> [REQUIRED ACTION] Where an entry holds an image, leave the image out; otherwise reproduce the entry exactly.

[Opening MATERIAL SHOWN section]

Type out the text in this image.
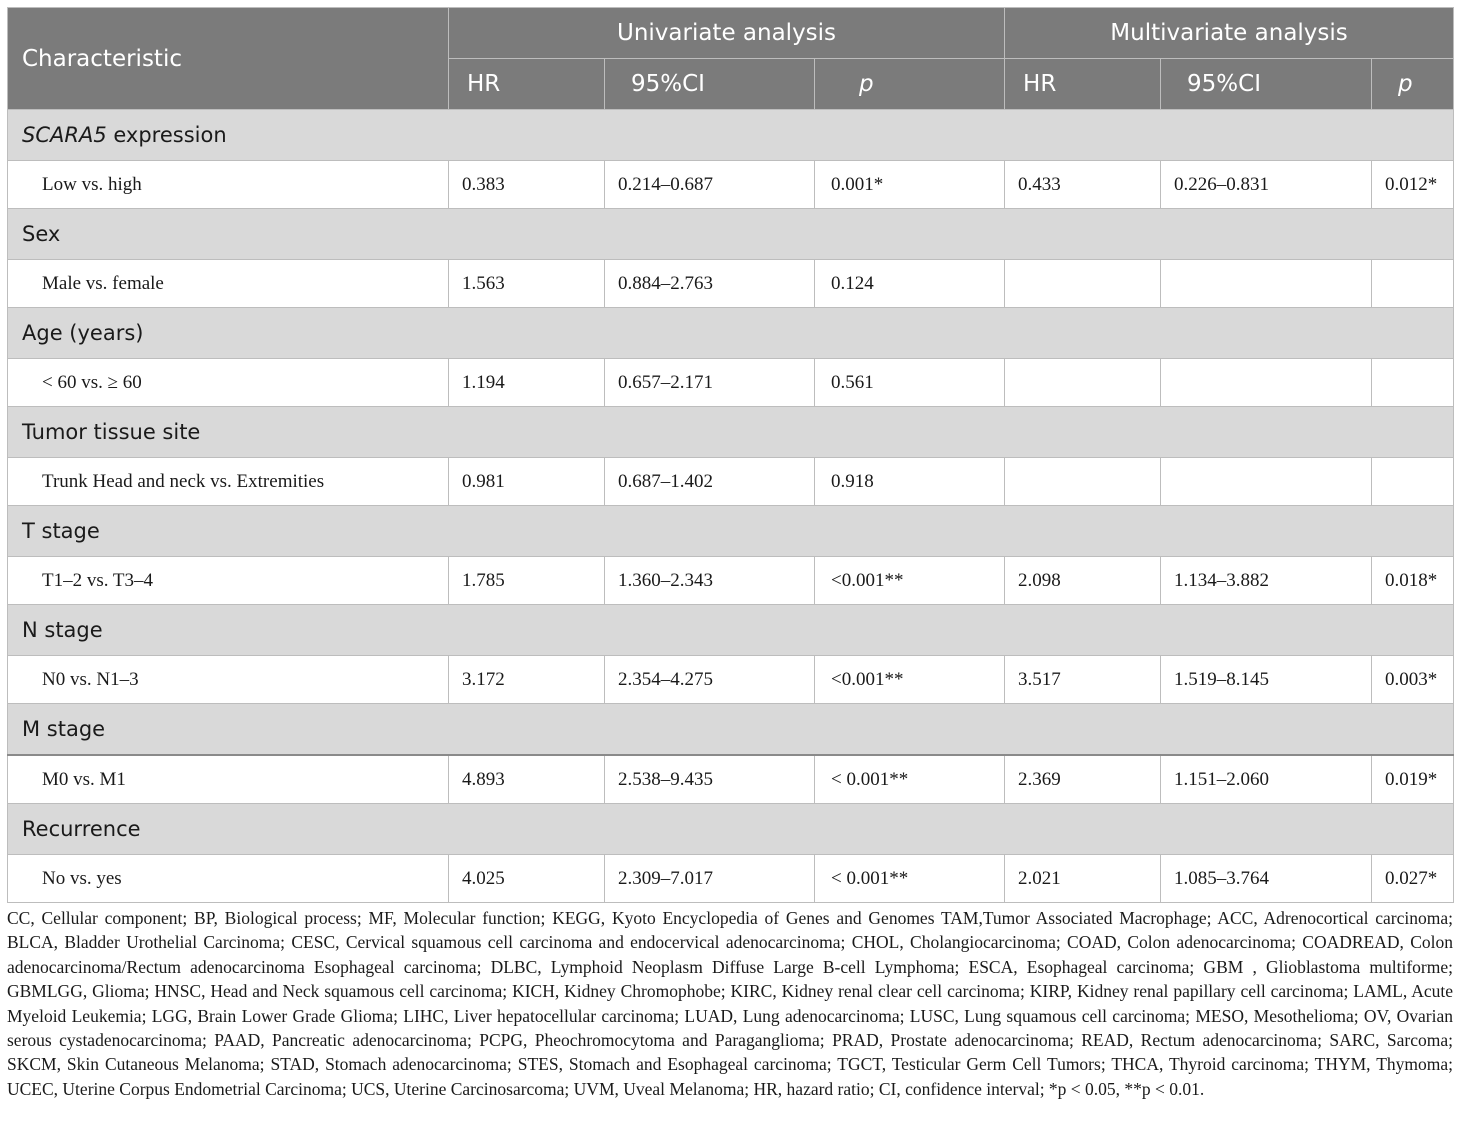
Characteristic	Univariate analysis			Multivariate analysis		
	HR	95%CI	p	HR	95%CI	p
SCARA5 expression						
Low vs. high	0.383	0.214–0.687	0.001*	0.433	0.226–0.831	0.012*
Sex						
Male vs. female	1.563	0.884–2.763	0.124			
Age (years)						
< 60 vs. ≥ 60	1.194	0.657–2.171	0.561			
Tumor tissue site						
Trunk Head and neck vs. Extremities	0.981	0.687–1.402	0.918			
T stage						
T1–2 vs. T3–4	1.785	1.360–2.343	<0.001**	2.098	1.134–3.882	0.018*
N stage						
N0 vs. N1–3	3.172	2.354–4.275	<0.001**	3.517	1.519–8.145	0.003*
M stage						
M0 vs. M1	4.893	2.538–9.435	< 0.001**	2.369	1.151–2.060	0.019*
Recurrence						
No vs. yes	4.025	2.309–7.017	< 0.001**	2.021	1.085–3.764	0.027*
CC, Cellular component; BP, Biological process; MF, Molecular function; KEGG, Kyoto Encyclopedia of Genes and Genomes TAM,Tumor Associated Macrophage; ACC, Adrenocortical carcinoma; BLCA, Bladder Urothelial Carcinoma; CESC, Cervical squamous cell carcinoma and endocervical adenocarcinoma; CHOL, Cholangiocarcinoma; COAD, Colon adenocarcinoma; COADREAD, Colon adenocarcinoma/Rectum adenocarcinoma Esophageal carcinoma; DLBC, Lymphoid Neoplasm Diffuse Large B-cell Lymphoma; ESCA, Esophageal carcinoma; GBM , Glioblastoma multiforme; GBMLGG, Glioma; HNSC, Head and Neck squamous cell carcinoma; KICH, Kidney Chromophobe; KIRC, Kidney renal clear cell carcinoma; KIRP, Kidney renal papillary cell carcinoma; LAML, Acute Myeloid Leukemia; LGG, Brain Lower Grade Glioma; LIHC, Liver hepatocellular carcinoma; LUAD, Lung adenocarcinoma; LUSC, Lung squamous cell carcinoma; MESO, Mesothelioma; OV, Ovarian serous cystadenocarcinoma; PAAD, Pancreatic adenocarcinoma; PCPG, Pheochromocytoma and Paraganglioma; PRAD, Prostate adenocarcinoma; READ, Rectum adenocarcinoma; SARC, Sarcoma; SKCM, Skin Cutaneous Melanoma; STAD, Stomach adenocarcinoma; STES, Stomach and Esophageal carcinoma; TGCT, Testicular Germ Cell Tumors; THCA, Thyroid carcinoma; THYM, Thymoma; UCEC, Uterine Corpus Endometrial Carcinoma; UCS, Uterine Carcinosarcoma; UVM, Uveal Melanoma; HR, hazard ratio; CI, confidence interval; *p < 0.05, **p < 0.01.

[Closing MATERIAL SHOWN section]

> [THE COMPLETED TASK]
Type out the text in this image.
Characteristic	Univariate analysis			Multivariate analysis		
	HR	95%CI	p	HR	95%CI	p
SCARA5 expression						
Low vs. high	0.383	0.214–0.687	0.001*	0.433	0.226–0.831	0.012*
Sex						
Male vs. female	1.563	0.884–2.763	0.124			
Age (years)						
< 60 vs. ≥ 60	1.194	0.657–2.171	0.561			
Tumor tissue site						
Trunk Head and neck vs. Extremities	0.981	0.687–1.402	0.918			
T stage						
T1–2 vs. T3–4	1.785	1.360–2.343	<0.001**	2.098	1.134–3.882	0.018*
N stage						
N0 vs. N1–3	3.172	2.354–4.275	<0.001**	3.517	1.519–8.145	0.003*
M stage						
M0 vs. M1	4.893	2.538–9.435	< 0.001**	2.369	1.151–2.060	0.019*
Recurrence						
No vs. yes	4.025	2.309–7.017	< 0.001**	2.021	1.085–3.764	0.027*
CC, Cellular component; BP, Biological process; MF, Molecular function; KEGG, Kyoto Encyclopedia of Genes and Genomes TAM,Tumor Associated Macrophage; ACC, Adrenocortical carcinoma; BLCA, Bladder Urothelial Carcinoma; CESC, Cervical squamous cell carcinoma and endocervical adenocarcinoma; CHOL, Cholangiocarcinoma; COAD, Colon adenocarcinoma; COADREAD, Colon adenocarcinoma/Rectum adenocarcinoma Esophageal carcinoma; DLBC, Lymphoid Neoplasm Diffuse Large B-cell Lymphoma; ESCA, Esophageal carcinoma; GBM , Glioblastoma multiforme; GBMLGG, Glioma; HNSC, Head and Neck squamous cell carcinoma; KICH, Kidney Chromophobe; KIRC, Kidney renal clear cell carcinoma; KIRP, Kidney renal papillary cell carcinoma; LAML, Acute Myeloid Leukemia; LGG, Brain Lower Grade Glioma; LIHC, Liver hepatocellular carcinoma; LUAD, Lung adenocarcinoma; LUSC, Lung squamous cell carcinoma; MESO, Mesothelioma; OV, Ovarian serous cystadenocarcinoma; PAAD, Pancreatic adenocarcinoma; PCPG, Pheochromocytoma and Paraganglioma; PRAD, Prostate adenocarcinoma; READ, Rectum adenocarcinoma; SARC, Sarcoma; SKCM, Skin Cutaneous Melanoma; STAD, Stomach adenocarcinoma; STES, Stomach and Esophageal carcinoma; TGCT, Testicular Germ Cell Tumors; THCA, Thyroid carcinoma; THYM, Thymoma; UCEC, Uterine Corpus Endometrial Carcinoma; UCS, Uterine Carcinosarcoma; UVM, Uveal Melanoma; HR, hazard ratio; CI, confidence interval; *p < 0.05, **p < 0.01.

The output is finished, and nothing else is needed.